- [Problem requirements]
From the data that follows, report the number of lines including "Smoking", and only that number.

- [Record set]
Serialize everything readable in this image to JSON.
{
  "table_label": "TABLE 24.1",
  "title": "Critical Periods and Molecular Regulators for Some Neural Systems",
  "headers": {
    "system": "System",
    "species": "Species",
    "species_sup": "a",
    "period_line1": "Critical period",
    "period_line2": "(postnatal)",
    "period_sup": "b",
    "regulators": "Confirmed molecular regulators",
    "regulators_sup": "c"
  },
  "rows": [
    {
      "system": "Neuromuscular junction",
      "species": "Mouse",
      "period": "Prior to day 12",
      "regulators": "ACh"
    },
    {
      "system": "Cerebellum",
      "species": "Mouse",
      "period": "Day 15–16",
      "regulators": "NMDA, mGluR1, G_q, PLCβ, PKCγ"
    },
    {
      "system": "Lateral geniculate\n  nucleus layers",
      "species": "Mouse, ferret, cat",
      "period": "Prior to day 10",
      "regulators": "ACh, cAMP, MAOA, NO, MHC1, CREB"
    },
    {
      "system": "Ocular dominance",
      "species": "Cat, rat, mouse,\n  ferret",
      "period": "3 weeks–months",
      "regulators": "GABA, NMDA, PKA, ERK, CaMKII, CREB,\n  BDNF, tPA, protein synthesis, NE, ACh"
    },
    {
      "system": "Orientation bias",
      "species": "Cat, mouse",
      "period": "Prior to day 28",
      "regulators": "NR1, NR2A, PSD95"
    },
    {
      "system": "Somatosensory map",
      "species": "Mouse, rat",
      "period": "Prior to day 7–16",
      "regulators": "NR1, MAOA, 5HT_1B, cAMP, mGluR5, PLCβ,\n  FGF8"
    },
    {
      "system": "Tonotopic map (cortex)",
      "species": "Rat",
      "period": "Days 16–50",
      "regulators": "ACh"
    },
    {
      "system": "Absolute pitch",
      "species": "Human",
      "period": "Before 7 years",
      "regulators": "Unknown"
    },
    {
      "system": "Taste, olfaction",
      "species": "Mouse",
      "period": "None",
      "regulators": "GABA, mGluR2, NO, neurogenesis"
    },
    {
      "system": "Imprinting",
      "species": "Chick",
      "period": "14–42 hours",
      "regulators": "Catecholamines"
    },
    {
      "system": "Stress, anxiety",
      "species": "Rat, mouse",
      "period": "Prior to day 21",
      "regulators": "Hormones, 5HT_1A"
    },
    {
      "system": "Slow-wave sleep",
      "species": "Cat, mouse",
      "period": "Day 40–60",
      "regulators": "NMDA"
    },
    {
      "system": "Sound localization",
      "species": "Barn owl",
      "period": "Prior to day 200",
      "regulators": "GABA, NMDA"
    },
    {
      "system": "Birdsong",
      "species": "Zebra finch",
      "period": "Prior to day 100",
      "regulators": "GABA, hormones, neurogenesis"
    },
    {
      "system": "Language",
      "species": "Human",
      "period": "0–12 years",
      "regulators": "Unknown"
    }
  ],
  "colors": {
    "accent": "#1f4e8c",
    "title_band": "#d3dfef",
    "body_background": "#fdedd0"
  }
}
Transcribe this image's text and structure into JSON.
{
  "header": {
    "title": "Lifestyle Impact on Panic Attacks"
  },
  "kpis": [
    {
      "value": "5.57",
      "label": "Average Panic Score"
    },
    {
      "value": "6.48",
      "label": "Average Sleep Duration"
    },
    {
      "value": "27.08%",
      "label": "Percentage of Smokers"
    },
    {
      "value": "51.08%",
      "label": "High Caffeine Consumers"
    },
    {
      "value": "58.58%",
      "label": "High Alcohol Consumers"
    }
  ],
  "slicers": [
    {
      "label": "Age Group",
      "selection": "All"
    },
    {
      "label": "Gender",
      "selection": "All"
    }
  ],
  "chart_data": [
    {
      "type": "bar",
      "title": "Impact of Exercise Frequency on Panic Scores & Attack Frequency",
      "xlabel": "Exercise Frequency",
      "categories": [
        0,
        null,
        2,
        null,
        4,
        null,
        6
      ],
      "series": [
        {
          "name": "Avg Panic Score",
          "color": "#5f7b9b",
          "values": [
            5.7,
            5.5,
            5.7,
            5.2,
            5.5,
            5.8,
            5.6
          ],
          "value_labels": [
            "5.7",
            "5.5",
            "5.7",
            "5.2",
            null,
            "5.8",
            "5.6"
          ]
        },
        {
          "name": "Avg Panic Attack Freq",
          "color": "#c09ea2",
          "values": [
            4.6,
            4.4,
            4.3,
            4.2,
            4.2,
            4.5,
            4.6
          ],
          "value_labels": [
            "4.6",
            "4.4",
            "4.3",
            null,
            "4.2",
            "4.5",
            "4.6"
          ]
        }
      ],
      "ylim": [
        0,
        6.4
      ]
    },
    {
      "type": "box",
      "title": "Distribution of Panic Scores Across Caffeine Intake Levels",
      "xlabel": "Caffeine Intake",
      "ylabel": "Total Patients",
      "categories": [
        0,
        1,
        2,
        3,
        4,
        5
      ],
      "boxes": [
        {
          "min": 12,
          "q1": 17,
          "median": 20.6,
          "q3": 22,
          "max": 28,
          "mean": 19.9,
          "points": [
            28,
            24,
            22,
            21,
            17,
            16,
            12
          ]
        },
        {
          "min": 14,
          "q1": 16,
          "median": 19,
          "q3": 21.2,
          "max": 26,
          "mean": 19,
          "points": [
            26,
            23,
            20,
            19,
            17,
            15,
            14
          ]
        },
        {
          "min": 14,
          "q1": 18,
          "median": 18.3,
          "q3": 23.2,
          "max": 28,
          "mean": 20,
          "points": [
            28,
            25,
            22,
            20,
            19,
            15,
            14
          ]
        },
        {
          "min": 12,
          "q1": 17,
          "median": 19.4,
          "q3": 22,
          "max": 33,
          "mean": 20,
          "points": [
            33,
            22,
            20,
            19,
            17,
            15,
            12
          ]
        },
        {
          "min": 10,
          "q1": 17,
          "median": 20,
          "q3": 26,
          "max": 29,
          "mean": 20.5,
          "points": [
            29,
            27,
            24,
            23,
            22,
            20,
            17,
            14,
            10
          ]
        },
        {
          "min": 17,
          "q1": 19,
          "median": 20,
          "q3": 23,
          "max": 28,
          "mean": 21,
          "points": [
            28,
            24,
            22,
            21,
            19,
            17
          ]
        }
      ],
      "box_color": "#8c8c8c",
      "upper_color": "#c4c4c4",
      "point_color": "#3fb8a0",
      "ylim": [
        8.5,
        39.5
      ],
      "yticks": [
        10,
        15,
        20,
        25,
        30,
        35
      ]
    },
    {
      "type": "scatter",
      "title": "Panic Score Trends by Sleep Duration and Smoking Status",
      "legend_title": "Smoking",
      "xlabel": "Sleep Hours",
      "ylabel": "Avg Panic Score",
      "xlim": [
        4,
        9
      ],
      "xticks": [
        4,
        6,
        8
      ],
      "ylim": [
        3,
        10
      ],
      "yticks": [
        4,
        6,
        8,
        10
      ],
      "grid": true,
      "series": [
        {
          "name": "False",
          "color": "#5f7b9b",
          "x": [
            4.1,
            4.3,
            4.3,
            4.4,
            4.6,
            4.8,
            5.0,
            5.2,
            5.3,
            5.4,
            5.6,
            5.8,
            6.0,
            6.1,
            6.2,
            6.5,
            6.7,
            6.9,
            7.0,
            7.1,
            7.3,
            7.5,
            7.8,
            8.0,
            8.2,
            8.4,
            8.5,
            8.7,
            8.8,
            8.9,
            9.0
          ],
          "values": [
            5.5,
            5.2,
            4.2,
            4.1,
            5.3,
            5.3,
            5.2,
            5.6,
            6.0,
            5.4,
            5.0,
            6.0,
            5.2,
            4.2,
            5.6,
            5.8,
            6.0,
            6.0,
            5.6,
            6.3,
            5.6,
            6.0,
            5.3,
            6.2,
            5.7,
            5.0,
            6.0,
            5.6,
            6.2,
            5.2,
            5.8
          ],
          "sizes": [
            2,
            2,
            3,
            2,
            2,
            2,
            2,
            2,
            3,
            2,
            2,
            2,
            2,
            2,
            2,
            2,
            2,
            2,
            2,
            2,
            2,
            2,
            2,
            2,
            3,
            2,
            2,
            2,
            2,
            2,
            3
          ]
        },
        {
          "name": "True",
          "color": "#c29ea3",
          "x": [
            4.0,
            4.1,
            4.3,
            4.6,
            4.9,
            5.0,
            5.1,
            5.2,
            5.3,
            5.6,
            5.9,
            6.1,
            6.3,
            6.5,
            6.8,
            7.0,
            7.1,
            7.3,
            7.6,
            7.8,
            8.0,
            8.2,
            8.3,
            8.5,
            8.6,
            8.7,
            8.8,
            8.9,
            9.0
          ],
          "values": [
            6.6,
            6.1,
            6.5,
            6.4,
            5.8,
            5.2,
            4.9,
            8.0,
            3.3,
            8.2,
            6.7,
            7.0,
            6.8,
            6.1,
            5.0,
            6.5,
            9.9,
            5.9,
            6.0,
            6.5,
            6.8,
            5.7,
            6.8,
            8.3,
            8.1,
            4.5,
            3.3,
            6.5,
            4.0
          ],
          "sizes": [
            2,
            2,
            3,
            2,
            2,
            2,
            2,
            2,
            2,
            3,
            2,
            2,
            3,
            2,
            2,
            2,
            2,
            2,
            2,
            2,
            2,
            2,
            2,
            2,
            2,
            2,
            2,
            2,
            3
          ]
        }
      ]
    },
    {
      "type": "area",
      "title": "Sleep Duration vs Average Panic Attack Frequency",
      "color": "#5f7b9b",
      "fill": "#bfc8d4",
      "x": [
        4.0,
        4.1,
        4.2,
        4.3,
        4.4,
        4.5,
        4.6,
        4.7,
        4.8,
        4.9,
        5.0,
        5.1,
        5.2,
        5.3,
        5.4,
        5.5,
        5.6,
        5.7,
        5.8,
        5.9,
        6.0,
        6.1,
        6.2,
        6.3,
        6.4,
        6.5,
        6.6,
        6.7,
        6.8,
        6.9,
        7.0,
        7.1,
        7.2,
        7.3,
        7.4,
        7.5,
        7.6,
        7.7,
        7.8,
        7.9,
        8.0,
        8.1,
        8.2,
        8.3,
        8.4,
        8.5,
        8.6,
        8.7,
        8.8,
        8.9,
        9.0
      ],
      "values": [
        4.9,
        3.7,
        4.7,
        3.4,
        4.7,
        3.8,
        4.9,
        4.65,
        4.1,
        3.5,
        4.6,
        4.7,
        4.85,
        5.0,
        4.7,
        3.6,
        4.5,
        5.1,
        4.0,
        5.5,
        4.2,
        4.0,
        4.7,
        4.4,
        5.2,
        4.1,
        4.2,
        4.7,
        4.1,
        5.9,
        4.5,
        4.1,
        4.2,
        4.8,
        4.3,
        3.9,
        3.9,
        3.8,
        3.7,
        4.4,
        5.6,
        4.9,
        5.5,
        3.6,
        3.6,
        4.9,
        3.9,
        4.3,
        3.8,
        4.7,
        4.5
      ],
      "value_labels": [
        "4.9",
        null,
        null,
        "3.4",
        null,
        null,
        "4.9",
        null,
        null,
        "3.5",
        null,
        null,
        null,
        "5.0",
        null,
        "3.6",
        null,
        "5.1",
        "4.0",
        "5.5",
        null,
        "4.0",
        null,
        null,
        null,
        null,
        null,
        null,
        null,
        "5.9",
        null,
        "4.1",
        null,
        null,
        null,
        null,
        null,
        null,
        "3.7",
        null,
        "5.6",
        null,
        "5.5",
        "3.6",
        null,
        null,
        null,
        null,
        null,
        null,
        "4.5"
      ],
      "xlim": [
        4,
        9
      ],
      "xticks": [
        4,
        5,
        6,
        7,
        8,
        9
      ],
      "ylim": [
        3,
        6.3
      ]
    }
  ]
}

- [Solution below]
2